Task to complete:
Find each line with the word "Fundamental" and say how many there are, nothing else.
---------------
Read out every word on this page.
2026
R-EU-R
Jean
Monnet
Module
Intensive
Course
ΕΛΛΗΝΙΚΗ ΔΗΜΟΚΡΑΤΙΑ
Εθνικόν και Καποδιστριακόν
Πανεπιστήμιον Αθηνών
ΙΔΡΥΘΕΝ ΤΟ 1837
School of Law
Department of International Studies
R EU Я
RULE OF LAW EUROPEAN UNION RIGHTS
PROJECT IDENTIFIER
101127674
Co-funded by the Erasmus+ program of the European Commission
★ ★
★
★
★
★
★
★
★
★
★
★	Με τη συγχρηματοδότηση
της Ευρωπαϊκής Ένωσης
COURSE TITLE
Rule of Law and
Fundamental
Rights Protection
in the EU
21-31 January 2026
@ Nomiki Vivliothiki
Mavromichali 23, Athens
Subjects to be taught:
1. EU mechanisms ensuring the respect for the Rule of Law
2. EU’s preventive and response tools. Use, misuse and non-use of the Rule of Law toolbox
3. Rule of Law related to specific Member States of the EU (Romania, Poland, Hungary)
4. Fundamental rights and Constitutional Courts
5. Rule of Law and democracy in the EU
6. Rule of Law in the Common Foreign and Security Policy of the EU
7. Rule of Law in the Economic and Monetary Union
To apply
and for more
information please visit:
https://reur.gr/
---------------
Result of the task:
2